- Exercise directions -
Output the material beneath exactly, leaving nothing out.

## Start Records shown

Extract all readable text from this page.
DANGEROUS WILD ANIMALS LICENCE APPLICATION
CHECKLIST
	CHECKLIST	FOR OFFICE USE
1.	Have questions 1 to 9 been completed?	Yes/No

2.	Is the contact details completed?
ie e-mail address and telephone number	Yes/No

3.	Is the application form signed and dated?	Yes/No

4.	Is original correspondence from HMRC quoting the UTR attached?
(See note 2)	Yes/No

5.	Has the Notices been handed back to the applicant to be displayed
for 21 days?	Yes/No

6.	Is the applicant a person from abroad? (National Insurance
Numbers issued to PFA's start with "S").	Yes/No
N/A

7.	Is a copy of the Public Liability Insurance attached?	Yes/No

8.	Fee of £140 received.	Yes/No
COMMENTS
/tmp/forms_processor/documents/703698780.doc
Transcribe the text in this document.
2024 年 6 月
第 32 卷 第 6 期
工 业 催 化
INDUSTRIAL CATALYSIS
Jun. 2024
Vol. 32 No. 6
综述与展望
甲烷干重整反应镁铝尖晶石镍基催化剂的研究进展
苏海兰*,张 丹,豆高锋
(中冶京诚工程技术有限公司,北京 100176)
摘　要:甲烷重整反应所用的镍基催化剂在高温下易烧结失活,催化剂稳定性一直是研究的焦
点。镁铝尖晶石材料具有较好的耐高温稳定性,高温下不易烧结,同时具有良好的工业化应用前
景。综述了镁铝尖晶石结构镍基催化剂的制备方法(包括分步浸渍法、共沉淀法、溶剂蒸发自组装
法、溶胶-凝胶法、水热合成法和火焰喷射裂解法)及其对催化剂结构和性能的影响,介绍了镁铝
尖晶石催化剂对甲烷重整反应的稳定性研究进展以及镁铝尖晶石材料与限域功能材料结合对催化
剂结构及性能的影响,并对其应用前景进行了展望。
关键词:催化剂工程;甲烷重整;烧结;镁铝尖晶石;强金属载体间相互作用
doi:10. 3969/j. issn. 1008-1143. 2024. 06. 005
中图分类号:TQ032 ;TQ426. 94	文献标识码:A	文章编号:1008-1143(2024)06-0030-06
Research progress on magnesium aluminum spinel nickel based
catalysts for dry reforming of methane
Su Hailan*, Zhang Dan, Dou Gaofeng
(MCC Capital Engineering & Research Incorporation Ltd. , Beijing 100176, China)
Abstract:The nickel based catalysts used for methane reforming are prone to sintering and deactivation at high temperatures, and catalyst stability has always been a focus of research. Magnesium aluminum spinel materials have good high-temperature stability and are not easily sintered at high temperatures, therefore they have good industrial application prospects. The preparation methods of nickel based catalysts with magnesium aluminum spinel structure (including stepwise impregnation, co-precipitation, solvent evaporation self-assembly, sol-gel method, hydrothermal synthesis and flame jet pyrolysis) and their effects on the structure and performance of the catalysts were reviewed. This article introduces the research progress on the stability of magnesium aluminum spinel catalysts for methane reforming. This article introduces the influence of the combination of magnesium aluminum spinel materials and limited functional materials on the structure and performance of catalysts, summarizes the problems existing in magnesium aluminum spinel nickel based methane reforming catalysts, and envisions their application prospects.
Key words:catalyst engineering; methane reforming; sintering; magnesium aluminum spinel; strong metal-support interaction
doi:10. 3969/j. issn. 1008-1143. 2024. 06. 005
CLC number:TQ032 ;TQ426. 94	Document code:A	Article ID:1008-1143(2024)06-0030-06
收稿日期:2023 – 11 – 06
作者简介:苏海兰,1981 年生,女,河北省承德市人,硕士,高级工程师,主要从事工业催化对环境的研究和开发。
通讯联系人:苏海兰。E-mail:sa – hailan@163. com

## End Records shown

- Written reply -
Extract all readable text from this page.
DANGEROUS WILD ANIMALS LICENCE APPLICATION
CHECKLIST
	CHECKLIST	FOR OFFICE USE
1.	Have questions 1 to 9 been completed?	Yes/No

2.	Is the contact details completed?
ie e-mail address and telephone number	Yes/No

3.	Is the application form signed and dated?	Yes/No

4.	Is original correspondence from HMRC quoting the UTR attached?
(See note 2)	Yes/No

5.	Has the Notices been handed back to the applicant to be displayed
for 21 days?	Yes/No

6.	Is the applicant a person from abroad? (National Insurance
Numbers issued to PFA's start with "S").	Yes/No
N/A

7.	Is a copy of the Public Liability Insurance attached?	Yes/No

8.	Fee of £140 received.	Yes/No
COMMENTS
/tmp/forms_processor/documents/703698780.doc
Transcribe the text in this document.
2024 年 6 月
第 32 卷 第 6 期
工 业 催 化
INDUSTRIAL CATALYSIS
Jun. 2024
Vol. 32 No. 6
综述与展望
甲烷干重整反应镁铝尖晶石镍基催化剂的研究进展
苏海兰*,张 丹,豆高锋
(中冶京诚工程技术有限公司,北京 100176)
摘　要:甲烷重整反应所用的镍基催化剂在高温下易烧结失活,催化剂稳定性一直是研究的焦
点。镁铝尖晶石材料具有较好的耐高温稳定性,高温下不易烧结,同时具有良好的工业化应用前
景。综述了镁铝尖晶石结构镍基催化剂的制备方法(包括分步浸渍法、共沉淀法、溶剂蒸发自组装
法、溶胶-凝胶法、水热合成法和火焰喷射裂解法)及其对催化剂结构和性能的影响,介绍了镁铝
尖晶石催化剂对甲烷重整反应的稳定性研究进展以及镁铝尖晶石材料与限域功能材料结合对催化
剂结构及性能的影响,并对其应用前景进行了展望。
关键词:催化剂工程;甲烷重整;烧结;镁铝尖晶石;强金属载体间相互作用
doi:10. 3969/j. issn. 1008-1143. 2024. 06. 005
中图分类号:TQ032 ;TQ426. 94	文献标识码:A	文章编号:1008-1143(2024)06-0030-06
Research progress on magnesium aluminum spinel nickel based
catalysts for dry reforming of methane
Su Hailan*, Zhang Dan, Dou Gaofeng
(MCC Capital Engineering & Research Incorporation Ltd. , Beijing 100176, China)
Abstract:The nickel based catalysts used for methane reforming are prone to sintering and deactivation at high temperatures, and catalyst stability has always been a focus of research. Magnesium aluminum spinel materials have good high-temperature stability and are not easily sintered at high temperatures, therefore they have good industrial application prospects. The preparation methods of nickel based catalysts with magnesium aluminum spinel structure (including stepwise impregnation, co-precipitation, solvent evaporation self-assembly, sol-gel method, hydrothermal synthesis and flame jet pyrolysis) and their effects on the structure and performance of the catalysts were reviewed. This article introduces the research progress on the stability of magnesium aluminum spinel catalysts for methane reforming. This article introduces the influence of the combination of magnesium aluminum spinel materials and limited functional materials on the structure and performance of catalysts, summarizes the problems existing in magnesium aluminum spinel nickel based methane reforming catalysts, and envisions their application prospects.
Key words:catalyst engineering; methane reforming; sintering; magnesium aluminum spinel; strong metal-support interaction
doi:10. 3969/j. issn. 1008-1143. 2024. 06. 005
CLC number:TQ032 ;TQ426. 94	Document code:A	Article ID:1008-1143(2024)06-0030-06
收稿日期:2023 – 11 – 06
作者简介:苏海兰,1981 年生,女,河北省承德市人,硕士,高级工程师,主要从事工业催化对环境的研究和开发。
通讯联系人:苏海兰。E-mail:sa – hailan@163. com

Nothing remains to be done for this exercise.